## Supplied material
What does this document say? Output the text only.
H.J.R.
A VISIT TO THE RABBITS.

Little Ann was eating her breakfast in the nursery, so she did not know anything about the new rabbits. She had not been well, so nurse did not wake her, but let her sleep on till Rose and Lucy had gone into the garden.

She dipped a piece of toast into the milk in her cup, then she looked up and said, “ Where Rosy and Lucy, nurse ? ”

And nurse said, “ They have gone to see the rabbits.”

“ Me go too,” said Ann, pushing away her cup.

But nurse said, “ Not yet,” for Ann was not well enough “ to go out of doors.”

## Your objective
From the records, copy every line that has the string "well" in it.

## Finished exercise
Little Ann was eating her breakfast in the nursery, so she did not know anything about the new rabbits. She had not been well, so nurse did not wake her, but let her sleep on till Rose and Lucy had gone into the garden.
But nurse said, “ Not yet,” for Ann was not well enough “ to go out of doors.”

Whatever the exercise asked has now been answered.